◆ The request ◆
Find the lines with "меняли" in them and copy them out.
--------------------------------------------------
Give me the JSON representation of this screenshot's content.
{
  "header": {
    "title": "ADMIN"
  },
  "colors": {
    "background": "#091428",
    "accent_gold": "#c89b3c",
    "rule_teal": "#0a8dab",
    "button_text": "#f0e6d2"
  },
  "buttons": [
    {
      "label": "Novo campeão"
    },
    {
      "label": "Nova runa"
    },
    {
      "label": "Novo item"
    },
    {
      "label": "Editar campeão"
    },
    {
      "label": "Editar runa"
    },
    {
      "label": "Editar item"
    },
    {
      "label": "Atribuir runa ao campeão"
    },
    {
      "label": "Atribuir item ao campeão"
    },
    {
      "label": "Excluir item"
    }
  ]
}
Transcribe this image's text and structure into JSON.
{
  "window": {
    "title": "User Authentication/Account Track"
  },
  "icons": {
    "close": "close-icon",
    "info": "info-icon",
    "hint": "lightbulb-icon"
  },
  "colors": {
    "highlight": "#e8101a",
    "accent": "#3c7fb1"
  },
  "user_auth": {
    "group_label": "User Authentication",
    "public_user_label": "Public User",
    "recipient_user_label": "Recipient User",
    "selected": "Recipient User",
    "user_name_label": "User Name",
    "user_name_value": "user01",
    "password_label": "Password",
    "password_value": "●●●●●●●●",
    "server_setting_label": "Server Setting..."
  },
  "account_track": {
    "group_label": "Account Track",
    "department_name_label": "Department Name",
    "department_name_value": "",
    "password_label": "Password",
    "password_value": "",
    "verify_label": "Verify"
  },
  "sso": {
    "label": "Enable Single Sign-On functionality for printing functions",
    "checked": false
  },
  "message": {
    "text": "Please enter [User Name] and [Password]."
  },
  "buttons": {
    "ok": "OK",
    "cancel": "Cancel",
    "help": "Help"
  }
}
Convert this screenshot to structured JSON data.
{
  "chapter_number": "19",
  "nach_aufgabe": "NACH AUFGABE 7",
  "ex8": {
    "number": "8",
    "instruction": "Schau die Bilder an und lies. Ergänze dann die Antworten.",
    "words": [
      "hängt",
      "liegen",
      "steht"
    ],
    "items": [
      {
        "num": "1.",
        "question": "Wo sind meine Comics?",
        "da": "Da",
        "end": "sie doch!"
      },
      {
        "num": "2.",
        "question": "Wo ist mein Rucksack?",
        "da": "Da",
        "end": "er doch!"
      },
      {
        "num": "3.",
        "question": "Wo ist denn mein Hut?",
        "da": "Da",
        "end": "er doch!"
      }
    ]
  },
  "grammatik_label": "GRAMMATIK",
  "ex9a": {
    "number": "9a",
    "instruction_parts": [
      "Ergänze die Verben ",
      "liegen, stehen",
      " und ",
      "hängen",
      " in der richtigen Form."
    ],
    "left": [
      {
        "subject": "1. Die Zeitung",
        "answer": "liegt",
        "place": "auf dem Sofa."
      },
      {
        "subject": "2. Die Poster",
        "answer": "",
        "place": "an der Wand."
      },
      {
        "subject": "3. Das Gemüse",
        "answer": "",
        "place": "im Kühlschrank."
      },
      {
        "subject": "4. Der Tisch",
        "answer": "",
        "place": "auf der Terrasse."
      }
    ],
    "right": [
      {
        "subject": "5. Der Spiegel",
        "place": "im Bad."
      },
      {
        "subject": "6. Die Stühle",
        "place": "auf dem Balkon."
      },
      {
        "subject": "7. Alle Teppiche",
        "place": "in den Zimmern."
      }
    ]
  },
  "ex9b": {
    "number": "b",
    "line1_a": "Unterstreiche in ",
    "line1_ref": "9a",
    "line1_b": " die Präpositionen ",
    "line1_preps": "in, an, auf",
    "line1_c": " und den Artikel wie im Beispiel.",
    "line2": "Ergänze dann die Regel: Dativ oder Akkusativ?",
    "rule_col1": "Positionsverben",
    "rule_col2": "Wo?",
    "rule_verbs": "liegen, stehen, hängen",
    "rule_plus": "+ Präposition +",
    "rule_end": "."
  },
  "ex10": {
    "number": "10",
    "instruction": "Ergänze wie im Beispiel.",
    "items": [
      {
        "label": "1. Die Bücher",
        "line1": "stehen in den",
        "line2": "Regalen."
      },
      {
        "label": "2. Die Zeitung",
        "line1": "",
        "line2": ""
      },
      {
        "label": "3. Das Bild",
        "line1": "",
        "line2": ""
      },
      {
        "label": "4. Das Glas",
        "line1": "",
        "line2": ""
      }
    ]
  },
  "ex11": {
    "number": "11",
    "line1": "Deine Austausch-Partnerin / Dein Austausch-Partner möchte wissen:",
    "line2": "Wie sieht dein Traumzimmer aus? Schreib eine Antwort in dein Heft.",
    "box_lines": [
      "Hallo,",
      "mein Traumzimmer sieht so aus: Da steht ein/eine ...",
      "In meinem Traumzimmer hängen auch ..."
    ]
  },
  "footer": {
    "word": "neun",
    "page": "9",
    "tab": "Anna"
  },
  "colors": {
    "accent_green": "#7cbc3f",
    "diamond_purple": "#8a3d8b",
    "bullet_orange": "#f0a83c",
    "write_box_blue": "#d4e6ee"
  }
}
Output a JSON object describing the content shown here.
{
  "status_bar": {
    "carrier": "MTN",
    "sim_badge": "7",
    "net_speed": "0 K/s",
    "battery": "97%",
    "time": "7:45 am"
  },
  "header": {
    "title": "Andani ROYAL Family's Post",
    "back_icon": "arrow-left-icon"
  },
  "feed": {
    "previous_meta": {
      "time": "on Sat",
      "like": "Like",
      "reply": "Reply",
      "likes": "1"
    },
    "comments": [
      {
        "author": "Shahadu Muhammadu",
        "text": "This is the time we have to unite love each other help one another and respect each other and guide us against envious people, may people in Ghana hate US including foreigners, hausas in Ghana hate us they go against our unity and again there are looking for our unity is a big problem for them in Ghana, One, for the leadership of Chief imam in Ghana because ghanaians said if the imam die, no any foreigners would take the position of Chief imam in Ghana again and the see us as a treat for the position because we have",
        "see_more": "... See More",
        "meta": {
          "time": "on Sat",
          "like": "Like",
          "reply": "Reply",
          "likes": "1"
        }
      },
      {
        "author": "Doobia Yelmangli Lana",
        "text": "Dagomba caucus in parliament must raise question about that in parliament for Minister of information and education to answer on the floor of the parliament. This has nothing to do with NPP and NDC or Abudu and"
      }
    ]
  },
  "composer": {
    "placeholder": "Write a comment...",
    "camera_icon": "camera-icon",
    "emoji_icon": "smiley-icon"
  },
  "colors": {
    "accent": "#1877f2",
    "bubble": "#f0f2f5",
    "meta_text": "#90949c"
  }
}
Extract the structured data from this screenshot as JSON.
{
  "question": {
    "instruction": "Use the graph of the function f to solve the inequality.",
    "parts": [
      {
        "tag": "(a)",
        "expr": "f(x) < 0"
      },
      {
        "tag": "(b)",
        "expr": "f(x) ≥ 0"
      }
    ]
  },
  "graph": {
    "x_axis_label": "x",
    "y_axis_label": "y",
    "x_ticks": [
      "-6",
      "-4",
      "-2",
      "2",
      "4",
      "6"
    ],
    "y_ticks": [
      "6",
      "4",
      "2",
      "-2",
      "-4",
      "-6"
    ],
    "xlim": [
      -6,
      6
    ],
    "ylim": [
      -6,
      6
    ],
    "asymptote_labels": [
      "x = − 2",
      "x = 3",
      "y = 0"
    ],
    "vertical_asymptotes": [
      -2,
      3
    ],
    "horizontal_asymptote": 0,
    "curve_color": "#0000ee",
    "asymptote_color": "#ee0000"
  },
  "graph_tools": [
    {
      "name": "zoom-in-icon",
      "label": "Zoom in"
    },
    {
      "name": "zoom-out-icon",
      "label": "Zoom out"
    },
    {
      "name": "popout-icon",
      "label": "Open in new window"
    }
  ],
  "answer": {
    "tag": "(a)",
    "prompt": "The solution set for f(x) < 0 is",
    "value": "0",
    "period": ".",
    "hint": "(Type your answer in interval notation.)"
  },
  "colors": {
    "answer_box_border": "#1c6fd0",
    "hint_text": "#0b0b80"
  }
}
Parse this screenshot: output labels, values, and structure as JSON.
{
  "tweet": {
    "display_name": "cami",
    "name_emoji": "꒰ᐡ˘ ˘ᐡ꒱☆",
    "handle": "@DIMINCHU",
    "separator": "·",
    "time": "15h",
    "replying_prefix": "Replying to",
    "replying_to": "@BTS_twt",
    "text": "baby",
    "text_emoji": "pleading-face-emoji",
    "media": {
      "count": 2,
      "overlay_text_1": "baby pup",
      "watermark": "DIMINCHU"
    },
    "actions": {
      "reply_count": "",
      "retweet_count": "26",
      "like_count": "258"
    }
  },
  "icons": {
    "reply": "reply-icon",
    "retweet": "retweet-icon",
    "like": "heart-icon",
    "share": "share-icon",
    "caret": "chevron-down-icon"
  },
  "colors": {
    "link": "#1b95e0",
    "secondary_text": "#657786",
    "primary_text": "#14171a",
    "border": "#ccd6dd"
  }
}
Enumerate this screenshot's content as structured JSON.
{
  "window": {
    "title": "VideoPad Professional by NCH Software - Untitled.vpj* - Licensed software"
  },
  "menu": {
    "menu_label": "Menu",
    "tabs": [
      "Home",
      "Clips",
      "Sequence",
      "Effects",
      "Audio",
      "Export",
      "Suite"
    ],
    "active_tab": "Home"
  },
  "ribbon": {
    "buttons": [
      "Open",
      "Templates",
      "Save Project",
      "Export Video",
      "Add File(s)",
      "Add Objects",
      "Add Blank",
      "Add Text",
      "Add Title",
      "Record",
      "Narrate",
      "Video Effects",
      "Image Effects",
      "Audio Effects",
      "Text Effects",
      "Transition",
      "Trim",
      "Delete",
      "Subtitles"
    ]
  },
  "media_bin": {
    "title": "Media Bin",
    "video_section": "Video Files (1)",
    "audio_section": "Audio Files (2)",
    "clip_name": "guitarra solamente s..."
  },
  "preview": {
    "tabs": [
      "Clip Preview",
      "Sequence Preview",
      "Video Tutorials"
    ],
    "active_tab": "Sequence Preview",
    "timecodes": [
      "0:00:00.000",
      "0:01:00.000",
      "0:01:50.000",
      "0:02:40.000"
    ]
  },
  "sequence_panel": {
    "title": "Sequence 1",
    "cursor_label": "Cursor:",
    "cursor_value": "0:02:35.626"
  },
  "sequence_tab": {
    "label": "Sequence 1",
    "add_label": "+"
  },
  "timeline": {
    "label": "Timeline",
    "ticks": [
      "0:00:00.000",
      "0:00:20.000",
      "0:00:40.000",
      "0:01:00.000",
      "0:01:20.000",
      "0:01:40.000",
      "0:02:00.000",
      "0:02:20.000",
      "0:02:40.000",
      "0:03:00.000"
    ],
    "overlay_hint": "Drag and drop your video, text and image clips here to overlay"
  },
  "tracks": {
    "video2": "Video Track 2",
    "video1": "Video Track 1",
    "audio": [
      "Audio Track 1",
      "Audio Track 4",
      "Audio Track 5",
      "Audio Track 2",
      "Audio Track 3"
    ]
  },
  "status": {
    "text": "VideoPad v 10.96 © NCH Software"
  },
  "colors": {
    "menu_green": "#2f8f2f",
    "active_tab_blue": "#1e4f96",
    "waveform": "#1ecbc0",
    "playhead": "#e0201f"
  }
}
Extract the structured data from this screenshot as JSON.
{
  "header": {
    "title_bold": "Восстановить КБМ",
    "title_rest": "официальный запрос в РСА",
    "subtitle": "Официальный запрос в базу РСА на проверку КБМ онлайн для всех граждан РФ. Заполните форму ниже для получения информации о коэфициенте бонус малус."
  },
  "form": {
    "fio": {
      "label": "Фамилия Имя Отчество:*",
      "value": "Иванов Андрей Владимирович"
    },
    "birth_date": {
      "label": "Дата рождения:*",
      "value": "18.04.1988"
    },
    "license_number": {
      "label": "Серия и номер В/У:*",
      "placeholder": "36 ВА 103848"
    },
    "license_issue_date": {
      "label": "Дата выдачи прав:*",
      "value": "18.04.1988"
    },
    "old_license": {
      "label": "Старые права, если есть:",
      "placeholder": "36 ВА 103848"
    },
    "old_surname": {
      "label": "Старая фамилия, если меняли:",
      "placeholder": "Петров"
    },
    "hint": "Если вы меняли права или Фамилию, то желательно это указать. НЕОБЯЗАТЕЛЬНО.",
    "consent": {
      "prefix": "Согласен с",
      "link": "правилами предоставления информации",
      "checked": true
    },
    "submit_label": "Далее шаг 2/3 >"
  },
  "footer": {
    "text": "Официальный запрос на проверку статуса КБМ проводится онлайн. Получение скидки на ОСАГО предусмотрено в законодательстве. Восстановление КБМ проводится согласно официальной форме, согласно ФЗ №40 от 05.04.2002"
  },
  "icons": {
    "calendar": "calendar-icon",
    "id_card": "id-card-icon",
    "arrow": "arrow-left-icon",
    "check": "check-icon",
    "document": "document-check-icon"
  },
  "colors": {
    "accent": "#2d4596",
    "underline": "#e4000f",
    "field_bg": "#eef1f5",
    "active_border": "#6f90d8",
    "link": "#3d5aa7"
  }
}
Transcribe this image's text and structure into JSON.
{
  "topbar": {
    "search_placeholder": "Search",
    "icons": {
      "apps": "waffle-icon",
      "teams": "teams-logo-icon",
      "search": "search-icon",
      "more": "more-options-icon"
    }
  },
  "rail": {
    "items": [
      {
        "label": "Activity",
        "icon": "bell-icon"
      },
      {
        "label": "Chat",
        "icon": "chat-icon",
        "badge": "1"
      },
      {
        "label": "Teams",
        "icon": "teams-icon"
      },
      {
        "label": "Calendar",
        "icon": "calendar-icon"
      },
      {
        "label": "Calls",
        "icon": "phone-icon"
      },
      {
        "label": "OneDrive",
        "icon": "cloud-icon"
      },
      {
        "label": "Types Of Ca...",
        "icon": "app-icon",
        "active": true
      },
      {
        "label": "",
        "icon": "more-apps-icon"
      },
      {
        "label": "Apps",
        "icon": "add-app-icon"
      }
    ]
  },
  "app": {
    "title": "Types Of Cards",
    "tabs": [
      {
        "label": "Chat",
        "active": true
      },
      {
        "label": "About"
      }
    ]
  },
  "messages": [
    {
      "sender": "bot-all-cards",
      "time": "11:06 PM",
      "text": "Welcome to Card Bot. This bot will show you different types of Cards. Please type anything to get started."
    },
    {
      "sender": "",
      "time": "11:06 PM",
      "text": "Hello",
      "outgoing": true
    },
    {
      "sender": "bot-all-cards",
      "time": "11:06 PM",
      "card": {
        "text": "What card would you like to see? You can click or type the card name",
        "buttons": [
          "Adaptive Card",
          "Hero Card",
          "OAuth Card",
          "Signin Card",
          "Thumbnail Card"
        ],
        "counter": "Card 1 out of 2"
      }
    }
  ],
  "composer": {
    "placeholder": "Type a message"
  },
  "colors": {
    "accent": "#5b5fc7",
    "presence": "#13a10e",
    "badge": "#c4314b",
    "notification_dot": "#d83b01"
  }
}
--------------------------------------------------
◆ Completed task ◆
      "label": "Старая фамилия, если меняли:",
    "hint": "Если вы меняли права или Фамилию, то желательно это указать. НЕОБЯЗАТЕЛЬНО.",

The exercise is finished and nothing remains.